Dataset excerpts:
(begin)

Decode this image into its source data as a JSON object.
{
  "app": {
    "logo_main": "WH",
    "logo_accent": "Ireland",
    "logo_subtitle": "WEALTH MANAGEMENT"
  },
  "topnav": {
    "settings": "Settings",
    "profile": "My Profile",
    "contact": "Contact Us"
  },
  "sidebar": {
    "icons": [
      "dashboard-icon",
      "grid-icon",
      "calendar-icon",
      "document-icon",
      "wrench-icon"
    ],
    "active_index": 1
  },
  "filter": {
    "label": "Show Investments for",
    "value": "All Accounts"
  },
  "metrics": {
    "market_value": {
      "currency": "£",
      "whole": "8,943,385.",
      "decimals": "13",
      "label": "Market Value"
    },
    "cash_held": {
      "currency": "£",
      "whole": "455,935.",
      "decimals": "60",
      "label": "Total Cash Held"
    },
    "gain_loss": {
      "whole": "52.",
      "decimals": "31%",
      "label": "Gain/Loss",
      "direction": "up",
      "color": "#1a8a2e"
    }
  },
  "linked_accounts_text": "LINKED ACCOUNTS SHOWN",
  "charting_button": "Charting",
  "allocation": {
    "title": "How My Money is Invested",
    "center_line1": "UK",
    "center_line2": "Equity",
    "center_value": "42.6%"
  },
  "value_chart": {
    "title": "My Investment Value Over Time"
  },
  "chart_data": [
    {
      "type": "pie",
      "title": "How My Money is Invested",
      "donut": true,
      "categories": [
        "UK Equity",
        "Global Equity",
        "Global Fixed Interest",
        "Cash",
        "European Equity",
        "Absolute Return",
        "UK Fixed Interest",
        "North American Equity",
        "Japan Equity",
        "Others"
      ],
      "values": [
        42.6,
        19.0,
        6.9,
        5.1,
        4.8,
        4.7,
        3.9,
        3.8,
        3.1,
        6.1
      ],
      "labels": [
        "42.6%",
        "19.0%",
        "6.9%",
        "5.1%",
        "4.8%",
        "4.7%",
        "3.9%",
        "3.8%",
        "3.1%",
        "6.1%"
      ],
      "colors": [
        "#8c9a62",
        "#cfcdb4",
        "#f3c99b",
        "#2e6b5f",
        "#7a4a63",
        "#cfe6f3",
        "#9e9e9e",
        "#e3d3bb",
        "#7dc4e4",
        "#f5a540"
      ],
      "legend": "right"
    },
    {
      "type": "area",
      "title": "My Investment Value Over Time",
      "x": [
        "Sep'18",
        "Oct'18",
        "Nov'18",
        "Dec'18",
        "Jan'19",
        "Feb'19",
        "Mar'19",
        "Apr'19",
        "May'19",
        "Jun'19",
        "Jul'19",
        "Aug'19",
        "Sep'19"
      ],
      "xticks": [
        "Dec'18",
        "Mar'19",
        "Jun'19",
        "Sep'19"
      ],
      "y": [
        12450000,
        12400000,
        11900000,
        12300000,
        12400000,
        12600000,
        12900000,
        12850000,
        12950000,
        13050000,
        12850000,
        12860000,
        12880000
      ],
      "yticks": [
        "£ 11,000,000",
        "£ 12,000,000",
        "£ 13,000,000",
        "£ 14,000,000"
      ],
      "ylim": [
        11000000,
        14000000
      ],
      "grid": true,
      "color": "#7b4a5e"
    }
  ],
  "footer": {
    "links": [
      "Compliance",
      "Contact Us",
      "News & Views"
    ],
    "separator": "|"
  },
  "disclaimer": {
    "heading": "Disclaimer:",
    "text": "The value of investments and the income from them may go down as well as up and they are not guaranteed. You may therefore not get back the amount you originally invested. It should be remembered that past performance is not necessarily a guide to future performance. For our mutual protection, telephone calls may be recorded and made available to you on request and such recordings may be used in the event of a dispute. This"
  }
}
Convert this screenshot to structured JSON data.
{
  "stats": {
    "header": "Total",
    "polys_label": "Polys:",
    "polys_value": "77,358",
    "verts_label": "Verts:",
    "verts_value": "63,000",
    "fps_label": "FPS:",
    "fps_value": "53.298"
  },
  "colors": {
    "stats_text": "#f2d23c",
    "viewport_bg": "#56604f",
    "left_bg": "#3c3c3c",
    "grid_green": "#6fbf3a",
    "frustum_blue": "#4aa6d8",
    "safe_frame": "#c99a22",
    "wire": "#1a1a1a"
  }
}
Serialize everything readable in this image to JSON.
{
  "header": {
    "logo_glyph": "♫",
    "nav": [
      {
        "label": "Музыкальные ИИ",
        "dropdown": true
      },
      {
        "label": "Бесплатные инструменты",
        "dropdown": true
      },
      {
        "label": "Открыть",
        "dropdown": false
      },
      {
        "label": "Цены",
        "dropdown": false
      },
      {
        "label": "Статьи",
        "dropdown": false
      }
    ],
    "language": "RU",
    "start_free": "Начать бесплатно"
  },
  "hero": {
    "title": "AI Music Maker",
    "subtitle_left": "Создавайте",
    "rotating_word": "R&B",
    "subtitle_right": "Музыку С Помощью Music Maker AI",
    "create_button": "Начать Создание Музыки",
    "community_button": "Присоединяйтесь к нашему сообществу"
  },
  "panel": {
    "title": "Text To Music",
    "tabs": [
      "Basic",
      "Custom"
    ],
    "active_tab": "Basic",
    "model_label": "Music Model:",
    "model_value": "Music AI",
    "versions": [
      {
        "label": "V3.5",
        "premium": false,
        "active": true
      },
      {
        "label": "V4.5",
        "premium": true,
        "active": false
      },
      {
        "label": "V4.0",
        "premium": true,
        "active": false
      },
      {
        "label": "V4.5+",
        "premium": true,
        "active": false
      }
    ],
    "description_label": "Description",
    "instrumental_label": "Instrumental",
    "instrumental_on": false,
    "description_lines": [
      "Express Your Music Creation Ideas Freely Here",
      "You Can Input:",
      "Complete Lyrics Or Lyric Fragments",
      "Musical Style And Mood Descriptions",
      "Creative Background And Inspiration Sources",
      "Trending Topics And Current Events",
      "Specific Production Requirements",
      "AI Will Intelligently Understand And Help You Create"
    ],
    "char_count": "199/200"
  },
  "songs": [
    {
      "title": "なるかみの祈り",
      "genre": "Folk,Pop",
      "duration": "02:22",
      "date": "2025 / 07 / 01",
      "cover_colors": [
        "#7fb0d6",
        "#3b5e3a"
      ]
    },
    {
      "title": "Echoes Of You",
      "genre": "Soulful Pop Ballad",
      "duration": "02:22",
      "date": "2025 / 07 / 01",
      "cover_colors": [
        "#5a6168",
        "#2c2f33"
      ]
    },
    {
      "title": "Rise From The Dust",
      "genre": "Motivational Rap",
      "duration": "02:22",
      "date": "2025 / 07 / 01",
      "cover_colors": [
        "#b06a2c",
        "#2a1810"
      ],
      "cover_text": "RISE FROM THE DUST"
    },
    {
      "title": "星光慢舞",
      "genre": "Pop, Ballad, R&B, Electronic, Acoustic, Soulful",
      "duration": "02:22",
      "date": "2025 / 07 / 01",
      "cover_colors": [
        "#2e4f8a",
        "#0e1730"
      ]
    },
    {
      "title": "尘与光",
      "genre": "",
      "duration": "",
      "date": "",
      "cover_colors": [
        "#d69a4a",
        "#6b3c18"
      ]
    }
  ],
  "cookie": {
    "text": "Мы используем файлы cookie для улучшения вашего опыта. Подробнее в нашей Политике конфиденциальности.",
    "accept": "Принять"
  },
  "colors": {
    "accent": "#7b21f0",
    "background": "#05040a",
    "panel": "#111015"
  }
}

(end)

### Requirement
Extract the listing in its entirety and repeat it exactly.

### Final result
Decode this image into its source data as a JSON object.
{
  "app": {
    "logo_main": "WH",
    "logo_accent": "Ireland",
    "logo_subtitle": "WEALTH MANAGEMENT"
  },
  "topnav": {
    "settings": "Settings",
    "profile": "My Profile",
    "contact": "Contact Us"
  },
  "sidebar": {
    "icons": [
      "dashboard-icon",
      "grid-icon",
      "calendar-icon",
      "document-icon",
      "wrench-icon"
    ],
    "active_index": 1
  },
  "filter": {
    "label": "Show Investments for",
    "value": "All Accounts"
  },
  "metrics": {
    "market_value": {
      "currency": "£",
      "whole": "8,943,385.",
      "decimals": "13",
      "label": "Market Value"
    },
    "cash_held": {
      "currency": "£",
      "whole": "455,935.",
      "decimals": "60",
      "label": "Total Cash Held"
    },
    "gain_loss": {
      "whole": "52.",
      "decimals": "31%",
      "label": "Gain/Loss",
      "direction": "up",
      "color": "#1a8a2e"
    }
  },
  "linked_accounts_text": "LINKED ACCOUNTS SHOWN",
  "charting_button": "Charting",
  "allocation": {
    "title": "How My Money is Invested",
    "center_line1": "UK",
    "center_line2": "Equity",
    "center_value": "42.6%"
  },
  "value_chart": {
    "title": "My Investment Value Over Time"
  },
  "chart_data": [
    {
      "type": "pie",
      "title": "How My Money is Invested",
      "donut": true,
      "categories": [
        "UK Equity",
        "Global Equity",
        "Global Fixed Interest",
        "Cash",
        "European Equity",
        "Absolute Return",
        "UK Fixed Interest",
        "North American Equity",
        "Japan Equity",
        "Others"
      ],
      "values": [
        42.6,
        19.0,
        6.9,
        5.1,
        4.8,
        4.7,
        3.9,
        3.8,
        3.1,
        6.1
      ],
      "labels": [
        "42.6%",
        "19.0%",
        "6.9%",
        "5.1%",
        "4.8%",
        "4.7%",
        "3.9%",
        "3.8%",
        "3.1%",
        "6.1%"
      ],
      "colors": [
        "#8c9a62",
        "#cfcdb4",
        "#f3c99b",
        "#2e6b5f",
        "#7a4a63",
        "#cfe6f3",
        "#9e9e9e",
        "#e3d3bb",
        "#7dc4e4",
        "#f5a540"
      ],
      "legend": "right"
    },
    {
      "type": "area",
      "title": "My Investment Value Over Time",
      "x": [
        "Sep'18",
        "Oct'18",
        "Nov'18",
        "Dec'18",
        "Jan'19",
        "Feb'19",
        "Mar'19",
        "Apr'19",
        "May'19",
        "Jun'19",
        "Jul'19",
        "Aug'19",
        "Sep'19"
      ],
      "xticks": [
        "Dec'18",
        "Mar'19",
        "Jun'19",
        "Sep'19"
      ],
      "y": [
        12450000,
        12400000,
        11900000,
        12300000,
        12400000,
        12600000,
        12900000,
        12850000,
        12950000,
        13050000,
        12850000,
        12860000,
        12880000
      ],
      "yticks": [
        "£ 11,000,000",
        "£ 12,000,000",
        "£ 13,000,000",
        "£ 14,000,000"
      ],
      "ylim": [
        11000000,
        14000000
      ],
      "grid": true,
      "color": "#7b4a5e"
    }
  ],
  "footer": {
    "links": [
      "Compliance",
      "Contact Us",
      "News & Views"
    ],
    "separator": "|"
  },
  "disclaimer": {
    "heading": "Disclaimer:",
    "text": "The value of investments and the income from them may go down as well as up and they are not guaranteed. You may therefore not get back the amount you originally invested. It should be remembered that past performance is not necessarily a guide to future performance. For our mutual protection, telephone calls may be recorded and made available to you on request and such recordings may be used in the event of a dispute. This"
  }
}
Convert this screenshot to structured JSON data.
{
  "stats": {
    "header": "Total",
    "polys_label": "Polys:",
    "polys_value": "77,358",
    "verts_label": "Verts:",
    "verts_value": "63,000",
    "fps_label": "FPS:",
    "fps_value": "53.298"
  },
  "colors": {
    "stats_text": "#f2d23c",
    "viewport_bg": "#56604f",
    "left_bg": "#3c3c3c",
    "grid_green": "#6fbf3a",
    "frustum_blue": "#4aa6d8",
    "safe_frame": "#c99a22",
    "wire": "#1a1a1a"
  }
}
Serialize everything readable in this image to JSON.
{
  "header": {
    "logo_glyph": "♫",
    "nav": [
      {
        "label": "Музыкальные ИИ",
        "dropdown": true
      },
      {
        "label": "Бесплатные инструменты",
        "dropdown": true
      },
      {
        "label": "Открыть",
        "dropdown": false
      },
      {
        "label": "Цены",
        "dropdown": false
      },
      {
        "label": "Статьи",
        "dropdown": false
      }
    ],
    "language": "RU",
    "start_free": "Начать бесплатно"
  },
  "hero": {
    "title": "AI Music Maker",
    "subtitle_left": "Создавайте",
    "rotating_word": "R&B",
    "subtitle_right": "Музыку С Помощью Music Maker AI",
    "create_button": "Начать Создание Музыки",
    "community_button": "Присоединяйтесь к нашему сообществу"
  },
  "panel": {
    "title": "Text To Music",
    "tabs": [
      "Basic",
      "Custom"
    ],
    "active_tab": "Basic",
    "model_label": "Music Model:",
    "model_value": "Music AI",
    "versions": [
      {
        "label": "V3.5",
        "premium": false,
        "active": true
      },
      {
        "label": "V4.5",
        "premium": true,
        "active": false
      },
      {
        "label": "V4.0",
        "premium": true,
        "active": false
      },
      {
        "label": "V4.5+",
        "premium": true,
        "active": false
      }
    ],
    "description_label": "Description",
    "instrumental_label": "Instrumental",
    "instrumental_on": false,
    "description_lines": [
      "Express Your Music Creation Ideas Freely Here",
      "You Can Input:",
      "Complete Lyrics Or Lyric Fragments",
      "Musical Style And Mood Descriptions",
      "Creative Background And Inspiration Sources",
      "Trending Topics And Current Events",
      "Specific Production Requirements",
      "AI Will Intelligently Understand And Help You Create"
    ],
    "char_count": "199/200"
  },
  "songs": [
    {
      "title": "なるかみの祈り",
      "genre": "Folk,Pop",
      "duration": "02:22",
      "date": "2025 / 07 / 01",
      "cover_colors": [
        "#7fb0d6",
        "#3b5e3a"
      ]
    },
    {
      "title": "Echoes Of You",
      "genre": "Soulful Pop Ballad",
      "duration": "02:22",
      "date": "2025 / 07 / 01",
      "cover_colors": [
        "#5a6168",
        "#2c2f33"
      ]
    },
    {
      "title": "Rise From The Dust",
      "genre": "Motivational Rap",
      "duration": "02:22",
      "date": "2025 / 07 / 01",
      "cover_colors": [
        "#b06a2c",
        "#2a1810"
      ],
      "cover_text": "RISE FROM THE DUST"
    },
    {
      "title": "星光慢舞",
      "genre": "Pop, Ballad, R&B, Electronic, Acoustic, Soulful",
      "duration": "02:22",
      "date": "2025 / 07 / 01",
      "cover_colors": [
        "#2e4f8a",
        "#0e1730"
      ]
    },
    {
      "title": "尘与光",
      "genre": "",
      "duration": "",
      "date": "",
      "cover_colors": [
        "#d69a4a",
        "#6b3c18"
      ]
    }
  ],
  "cookie": {
    "text": "Мы используем файлы cookie для улучшения вашего опыта. Подробнее в нашей Политике конфиденциальности.",
    "accept": "Принять"
  },
  "colors": {
    "accent": "#7b21f0",
    "background": "#05040a",
    "panel": "#111015"
  }
}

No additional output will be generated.